*BRIEF*. Every entry must be copied word for word.

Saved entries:
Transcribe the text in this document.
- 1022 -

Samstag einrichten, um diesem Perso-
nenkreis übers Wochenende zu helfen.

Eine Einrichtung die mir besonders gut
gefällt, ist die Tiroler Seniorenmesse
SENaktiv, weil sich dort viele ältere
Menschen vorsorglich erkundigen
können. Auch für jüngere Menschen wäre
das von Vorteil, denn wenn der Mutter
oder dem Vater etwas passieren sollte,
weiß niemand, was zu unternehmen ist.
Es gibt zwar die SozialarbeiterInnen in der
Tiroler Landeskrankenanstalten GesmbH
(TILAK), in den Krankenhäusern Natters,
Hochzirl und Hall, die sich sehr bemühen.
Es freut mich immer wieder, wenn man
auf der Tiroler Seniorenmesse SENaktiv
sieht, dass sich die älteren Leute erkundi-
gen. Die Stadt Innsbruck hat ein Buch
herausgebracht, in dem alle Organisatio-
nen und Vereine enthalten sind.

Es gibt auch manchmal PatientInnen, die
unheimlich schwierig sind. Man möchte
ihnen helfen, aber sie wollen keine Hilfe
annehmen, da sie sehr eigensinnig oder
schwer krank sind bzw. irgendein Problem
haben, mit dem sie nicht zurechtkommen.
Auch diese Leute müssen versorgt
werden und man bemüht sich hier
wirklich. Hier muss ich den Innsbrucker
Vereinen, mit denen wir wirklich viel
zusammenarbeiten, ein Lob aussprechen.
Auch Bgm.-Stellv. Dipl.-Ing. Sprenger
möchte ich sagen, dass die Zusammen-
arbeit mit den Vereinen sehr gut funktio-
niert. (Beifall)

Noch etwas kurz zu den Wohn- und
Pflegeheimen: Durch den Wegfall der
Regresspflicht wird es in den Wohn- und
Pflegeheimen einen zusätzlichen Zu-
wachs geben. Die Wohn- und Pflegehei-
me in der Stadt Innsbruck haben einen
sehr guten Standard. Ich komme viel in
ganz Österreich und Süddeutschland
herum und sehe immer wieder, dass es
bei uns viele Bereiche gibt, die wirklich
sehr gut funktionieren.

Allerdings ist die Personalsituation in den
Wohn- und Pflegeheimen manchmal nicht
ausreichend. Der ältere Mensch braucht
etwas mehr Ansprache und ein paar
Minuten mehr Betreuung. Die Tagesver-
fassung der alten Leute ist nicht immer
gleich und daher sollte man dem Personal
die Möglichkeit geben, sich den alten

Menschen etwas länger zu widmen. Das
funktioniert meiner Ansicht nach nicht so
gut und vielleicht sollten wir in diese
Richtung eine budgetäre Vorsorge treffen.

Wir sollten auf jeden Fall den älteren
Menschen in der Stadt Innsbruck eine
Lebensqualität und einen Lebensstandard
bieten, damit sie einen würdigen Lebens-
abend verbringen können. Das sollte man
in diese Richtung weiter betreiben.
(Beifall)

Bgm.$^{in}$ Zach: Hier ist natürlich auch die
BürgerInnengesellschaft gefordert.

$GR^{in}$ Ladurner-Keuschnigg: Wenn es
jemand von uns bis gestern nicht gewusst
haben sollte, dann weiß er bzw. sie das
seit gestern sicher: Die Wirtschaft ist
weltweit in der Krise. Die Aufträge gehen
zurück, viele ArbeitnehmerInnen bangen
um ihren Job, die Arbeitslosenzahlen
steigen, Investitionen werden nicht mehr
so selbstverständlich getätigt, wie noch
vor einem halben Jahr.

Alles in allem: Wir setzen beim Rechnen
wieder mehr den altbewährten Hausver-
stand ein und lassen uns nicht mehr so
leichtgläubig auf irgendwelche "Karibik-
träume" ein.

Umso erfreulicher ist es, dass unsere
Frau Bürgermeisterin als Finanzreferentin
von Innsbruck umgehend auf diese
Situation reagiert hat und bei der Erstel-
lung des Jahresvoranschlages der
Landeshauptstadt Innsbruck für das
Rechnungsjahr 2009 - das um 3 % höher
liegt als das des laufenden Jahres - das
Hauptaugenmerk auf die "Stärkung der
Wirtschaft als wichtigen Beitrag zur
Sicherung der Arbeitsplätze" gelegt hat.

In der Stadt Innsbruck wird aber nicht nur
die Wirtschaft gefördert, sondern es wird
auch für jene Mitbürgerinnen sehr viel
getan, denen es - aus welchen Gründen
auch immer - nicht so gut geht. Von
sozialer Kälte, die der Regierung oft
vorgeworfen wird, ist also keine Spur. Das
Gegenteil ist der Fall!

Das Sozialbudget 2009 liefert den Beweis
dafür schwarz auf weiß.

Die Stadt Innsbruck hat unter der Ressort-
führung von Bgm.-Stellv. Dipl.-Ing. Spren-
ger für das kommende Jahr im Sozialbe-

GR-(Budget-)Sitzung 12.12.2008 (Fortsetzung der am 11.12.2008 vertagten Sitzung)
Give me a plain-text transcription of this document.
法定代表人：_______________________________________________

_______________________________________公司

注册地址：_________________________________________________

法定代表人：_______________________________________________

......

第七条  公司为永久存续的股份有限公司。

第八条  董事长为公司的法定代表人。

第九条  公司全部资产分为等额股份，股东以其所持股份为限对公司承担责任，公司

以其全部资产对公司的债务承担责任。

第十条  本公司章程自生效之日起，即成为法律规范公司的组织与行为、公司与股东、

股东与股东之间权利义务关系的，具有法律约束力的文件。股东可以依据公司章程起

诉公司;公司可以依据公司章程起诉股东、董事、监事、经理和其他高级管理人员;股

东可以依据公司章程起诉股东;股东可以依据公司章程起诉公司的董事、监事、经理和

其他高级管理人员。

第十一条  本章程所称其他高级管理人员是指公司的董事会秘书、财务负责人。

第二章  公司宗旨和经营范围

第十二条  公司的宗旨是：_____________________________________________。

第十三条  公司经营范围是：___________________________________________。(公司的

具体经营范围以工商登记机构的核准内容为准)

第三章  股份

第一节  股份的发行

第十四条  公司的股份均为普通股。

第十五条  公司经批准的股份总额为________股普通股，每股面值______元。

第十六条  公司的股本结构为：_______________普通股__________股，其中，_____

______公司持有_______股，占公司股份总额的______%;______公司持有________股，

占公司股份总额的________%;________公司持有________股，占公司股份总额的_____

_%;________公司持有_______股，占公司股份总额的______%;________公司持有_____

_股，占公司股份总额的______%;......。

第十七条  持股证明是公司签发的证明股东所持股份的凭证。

*COMPLETED TASK*.
Transcribe the text in this document.
- 1022 -

Samstag einrichten, um diesem Perso-
nenkreis übers Wochenende zu helfen.

Eine Einrichtung die mir besonders gut
gefällt, ist die Tiroler Seniorenmesse
SENaktiv, weil sich dort viele ältere
Menschen vorsorglich erkundigen
können. Auch für jüngere Menschen wäre
das von Vorteil, denn wenn der Mutter
oder dem Vater etwas passieren sollte,
weiß niemand, was zu unternehmen ist.
Es gibt zwar die SozialarbeiterInnen in der
Tiroler Landeskrankenanstalten GesmbH
(TILAK), in den Krankenhäusern Natters,
Hochzirl und Hall, die sich sehr bemühen.
Es freut mich immer wieder, wenn man
auf der Tiroler Seniorenmesse SENaktiv
sieht, dass sich die älteren Leute erkundi-
gen. Die Stadt Innsbruck hat ein Buch
herausgebracht, in dem alle Organisatio-
nen und Vereine enthalten sind.

Es gibt auch manchmal PatientInnen, die
unheimlich schwierig sind. Man möchte
ihnen helfen, aber sie wollen keine Hilfe
annehmen, da sie sehr eigensinnig oder
schwer krank sind bzw. irgendein Problem
haben, mit dem sie nicht zurechtkommen.
Auch diese Leute müssen versorgt
werden und man bemüht sich hier
wirklich. Hier muss ich den Innsbrucker
Vereinen, mit denen wir wirklich viel
zusammenarbeiten, ein Lob aussprechen.
Auch Bgm.-Stellv. Dipl.-Ing. Sprenger
möchte ich sagen, dass die Zusammen-
arbeit mit den Vereinen sehr gut funktio-
niert. (Beifall)

Noch etwas kurz zu den Wohn- und
Pflegeheimen: Durch den Wegfall der
Regresspflicht wird es in den Wohn- und
Pflegeheimen einen zusätzlichen Zu-
wachs geben. Die Wohn- und Pflegehei-
me in der Stadt Innsbruck haben einen
sehr guten Standard. Ich komme viel in
ganz Österreich und Süddeutschland
herum und sehe immer wieder, dass es
bei uns viele Bereiche gibt, die wirklich
sehr gut funktionieren.

Allerdings ist die Personalsituation in den
Wohn- und Pflegeheimen manchmal nicht
ausreichend. Der ältere Mensch braucht
etwas mehr Ansprache und ein paar
Minuten mehr Betreuung. Die Tagesver-
fassung der alten Leute ist nicht immer
gleich und daher sollte man dem Personal
die Möglichkeit geben, sich den alten

Menschen etwas länger zu widmen. Das
funktioniert meiner Ansicht nach nicht so
gut und vielleicht sollten wir in diese
Richtung eine budgetäre Vorsorge treffen.

Wir sollten auf jeden Fall den älteren
Menschen in der Stadt Innsbruck eine
Lebensqualität und einen Lebensstandard
bieten, damit sie einen würdigen Lebens-
abend verbringen können. Das sollte man
in diese Richtung weiter betreiben.
(Beifall)

Bgm.$^{in}$ Zach: Hier ist natürlich auch die
BürgerInnengesellschaft gefordert.

$GR^{in}$ Ladurner-Keuschnigg: Wenn es
jemand von uns bis gestern nicht gewusst
haben sollte, dann weiß er bzw. sie das
seit gestern sicher: Die Wirtschaft ist
weltweit in der Krise. Die Aufträge gehen
zurück, viele ArbeitnehmerInnen bangen
um ihren Job, die Arbeitslosenzahlen
steigen, Investitionen werden nicht mehr
so selbstverständlich getätigt, wie noch
vor einem halben Jahr.

Alles in allem: Wir setzen beim Rechnen
wieder mehr den altbewährten Hausver-
stand ein und lassen uns nicht mehr so
leichtgläubig auf irgendwelche "Karibik-
träume" ein.

Umso erfreulicher ist es, dass unsere
Frau Bürgermeisterin als Finanzreferentin
von Innsbruck umgehend auf diese
Situation reagiert hat und bei der Erstel-
lung des Jahresvoranschlages der
Landeshauptstadt Innsbruck für das
Rechnungsjahr 2009 - das um 3 % höher
liegt als das des laufenden Jahres - das
Hauptaugenmerk auf die "Stärkung der
Wirtschaft als wichtigen Beitrag zur
Sicherung der Arbeitsplätze" gelegt hat.

In der Stadt Innsbruck wird aber nicht nur
die Wirtschaft gefördert, sondern es wird
auch für jene Mitbürgerinnen sehr viel
getan, denen es - aus welchen Gründen
auch immer - nicht so gut geht. Von
sozialer Kälte, die der Regierung oft
vorgeworfen wird, ist also keine Spur. Das
Gegenteil ist der Fall!

Das Sozialbudget 2009 liefert den Beweis
dafür schwarz auf weiß.

Die Stadt Innsbruck hat unter der Ressort-
führung von Bgm.-Stellv. Dipl.-Ing. Spren-
ger für das kommende Jahr im Sozialbe-

GR-(Budget-)Sitzung 12.12.2008 (Fortsetzung der am 11.12.2008 vertagten Sitzung)
Give me a plain-text transcription of this document.
法定代表人：_______________________________________________

_______________________________________公司

注册地址：_________________________________________________

法定代表人：_______________________________________________

......

第七条  公司为永久存续的股份有限公司。

第八条  董事长为公司的法定代表人。

第九条  公司全部资产分为等额股份，股东以其所持股份为限对公司承担责任，公司

以其全部资产对公司的债务承担责任。

第十条  本公司章程自生效之日起，即成为法律规范公司的组织与行为、公司与股东、

股东与股东之间权利义务关系的，具有法律约束力的文件。股东可以依据公司章程起

诉公司;公司可以依据公司章程起诉股东、董事、监事、经理和其他高级管理人员;股

东可以依据公司章程起诉股东;股东可以依据公司章程起诉公司的董事、监事、经理和

其他高级管理人员。

第十一条  本章程所称其他高级管理人员是指公司的董事会秘书、财务负责人。

第二章  公司宗旨和经营范围

第十二条  公司的宗旨是：_____________________________________________。

第十三条  公司经营范围是：___________________________________________。(公司的

具体经营范围以工商登记机构的核准内容为准)

第三章  股份

第一节  股份的发行

第十四条  公司的股份均为普通股。

第十五条  公司经批准的股份总额为________股普通股，每股面值______元。

第十六条  公司的股本结构为：_______________普通股__________股，其中，_____

______公司持有_______股，占公司股份总额的______%;______公司持有________股，

占公司股份总额的________%;________公司持有________股，占公司股份总额的_____

_%;________公司持有_______股，占公司股份总额的______%;________公司持有_____

_股，占公司股份总额的______%;......。

第十七条  持股证明是公司签发的证明股东所持股份的凭证。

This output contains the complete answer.